* What the task asks: Collect every line of the items below that contains the word "value".

------ Supplied data ------

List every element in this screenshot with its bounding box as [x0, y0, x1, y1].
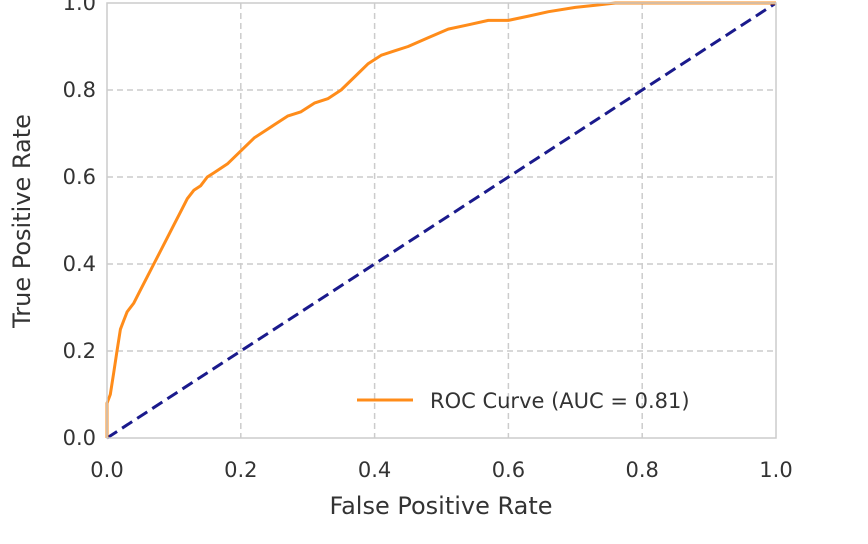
y-tick-label: 0.0: [63, 426, 96, 450]
legend-label-roc: ROC Curve (AUC = 0.81): [430, 389, 690, 413]
y-tick-label: 0.8: [63, 78, 96, 102]
x-tick-label: 0.8: [625, 458, 658, 482]
y-tick-label: 1.0: [63, 0, 96, 15]
y-tick-label: 0.2: [63, 339, 96, 363]
series-group: [105, 1, 777, 440]
x-tick-label: 0.4: [358, 458, 391, 482]
y-tick-label: 0.4: [63, 252, 96, 276]
x-tick-label: 1.0: [759, 458, 792, 482]
x-axis-label: False Positive Rate: [329, 492, 552, 520]
y-tick-labels: 0.0 0.2 0.4 0.6 0.8 1.0: [63, 0, 96, 450]
y-tick-label: 0.6: [63, 165, 96, 189]
plot-frame: [106, 2, 777, 439]
chance-diagonal-line: [106, 1, 777, 440]
grid: [107, 3, 776, 438]
y-axis-label: True Positive Rate: [8, 114, 36, 329]
roc-curve-line: [105, 1, 776, 438]
x-tick-labels: 0.0 0.2 0.4 0.6 0.8 1.0: [90, 458, 792, 482]
legend: ROC Curve (AUC = 0.81): [357, 389, 690, 413]
x-tick-label: 0.6: [492, 458, 525, 482]
x-tick-label: 0.2: [224, 458, 257, 482]
x-tick-label: 0.0: [90, 458, 123, 482]
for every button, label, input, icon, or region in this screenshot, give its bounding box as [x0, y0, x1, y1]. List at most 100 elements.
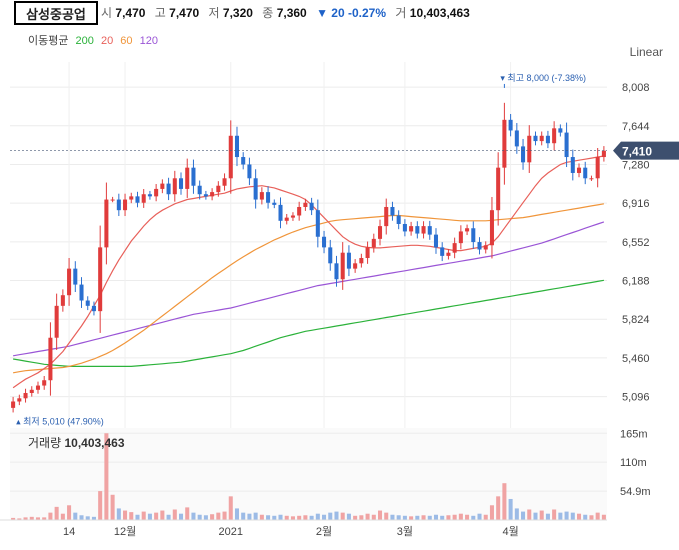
- volume-bar: [73, 512, 78, 520]
- ma-120-label[interactable]: 120: [139, 35, 158, 47]
- candle-body: [539, 135, 544, 142]
- volume-bar: [284, 515, 289, 520]
- high-annotation: ▾ 최고 8,000 (-7.38%): [500, 73, 586, 83]
- candle-body: [216, 185, 221, 193]
- volume-bar: [558, 512, 563, 520]
- candle-body: [172, 178, 177, 195]
- candle-body: [558, 128, 563, 133]
- high-value: 7,470: [169, 6, 200, 20]
- volume-bar: [315, 513, 320, 520]
- candle-body: [135, 196, 140, 203]
- candle-body: [508, 119, 513, 131]
- candle-body: [527, 135, 532, 163]
- candle-body: [185, 167, 190, 189]
- ma-120-line: [12, 221, 605, 357]
- volume-bar: [85, 516, 90, 520]
- volume-bar: [185, 507, 190, 520]
- volume-bar: [601, 514, 606, 520]
- candle-body: [129, 196, 134, 200]
- candle-body: [552, 128, 557, 144]
- candle-body: [564, 132, 569, 158]
- candle-body: [141, 194, 146, 203]
- stock-name[interactable]: 삼성중공업: [14, 1, 98, 25]
- volume-title: 거래량 10,403,463: [28, 436, 125, 450]
- candle-body: [303, 202, 308, 207]
- low-annotation: ▴ 최저 5,010 (47.90%): [16, 417, 104, 427]
- ma-60-label[interactable]: 60: [120, 35, 133, 47]
- volume-bar: [390, 514, 395, 520]
- candle-body: [154, 188, 159, 197]
- y-tick-label: 5,824: [622, 314, 650, 326]
- candle-body: [365, 247, 370, 259]
- volume-bar: [415, 515, 420, 520]
- volume-bar: [241, 512, 246, 520]
- candle-body: [60, 295, 65, 306]
- scale-toggle[interactable]: Linear: [629, 45, 663, 59]
- candle-body: [178, 178, 184, 189]
- candle-body: [353, 263, 358, 269]
- volume-bar: [197, 514, 202, 520]
- volume-bar: [452, 514, 457, 520]
- candle-body: [421, 226, 426, 234]
- candle-body: [116, 199, 121, 211]
- volume-bar: [35, 517, 41, 520]
- volume-bar: [458, 513, 463, 520]
- y-tick-label: 6,188: [622, 276, 650, 288]
- volume-bar: [60, 513, 65, 520]
- low-value: 7,320: [222, 6, 253, 20]
- volume-bar: [465, 514, 470, 520]
- candle-body: [54, 305, 59, 338]
- candle-body: [247, 164, 252, 179]
- volume-panel-bg: [10, 428, 607, 520]
- volume-bar: [98, 491, 103, 520]
- candle-body: [396, 215, 401, 224]
- volume-bar: [297, 515, 302, 520]
- ma-200-label[interactable]: 200: [75, 35, 94, 47]
- volume-bar: [247, 513, 252, 520]
- volume-bar: [116, 508, 121, 520]
- candle-body: [440, 247, 445, 256]
- volume-bar: [477, 513, 482, 520]
- candle-body: [377, 226, 383, 239]
- candle-body: [266, 192, 271, 203]
- candle-body: [272, 202, 277, 205]
- volume-bar: [54, 506, 59, 520]
- y-tick-label: 5,096: [622, 392, 650, 404]
- candle-body: [583, 167, 588, 179]
- candle-body: [328, 247, 333, 264]
- ma-20-label[interactable]: 20: [100, 35, 114, 47]
- volume-bar: [191, 512, 196, 520]
- volume-bar: [178, 513, 184, 520]
- close-label: 종: [262, 6, 274, 20]
- volume-bar: [365, 513, 370, 520]
- candle-body: [545, 135, 550, 144]
- volume-bar: [290, 516, 295, 520]
- candle-body: [340, 252, 345, 280]
- volume-bar: [129, 512, 134, 520]
- candle-body: [210, 192, 215, 197]
- candle-body: [91, 305, 96, 312]
- candle-body: [284, 217, 289, 221]
- candle-body: [85, 300, 90, 306]
- current-price-label: 7,410: [622, 145, 652, 159]
- candle-body: [197, 185, 202, 195]
- volume-bar: [210, 514, 215, 520]
- moving-average-legend[interactable]: 이동평균 200 20 60 120: [28, 32, 162, 48]
- volume-bar: [334, 511, 339, 520]
- volume-bar: [527, 509, 532, 520]
- x-tick-label: 14: [63, 526, 75, 538]
- high-label: 고: [154, 6, 166, 20]
- volume-bar: [67, 505, 72, 520]
- volume-bar: [253, 512, 258, 520]
- volume-bar: [371, 514, 376, 520]
- candle-body: [371, 238, 376, 248]
- volume-bar: [203, 515, 208, 520]
- x-tick-label: 2021: [219, 526, 243, 538]
- volume-bar: [440, 515, 445, 520]
- x-tick-label: 2월: [316, 525, 332, 538]
- volume-bar: [514, 508, 519, 520]
- volume-bar: [409, 516, 414, 520]
- volume-bar: [446, 515, 451, 520]
- volume-bar: [147, 513, 152, 520]
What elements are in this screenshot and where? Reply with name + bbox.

------

* Task solution:
- high-value: 7,470: [169, 6, 200, 20]
- low-value: 7,320: [222, 6, 253, 20]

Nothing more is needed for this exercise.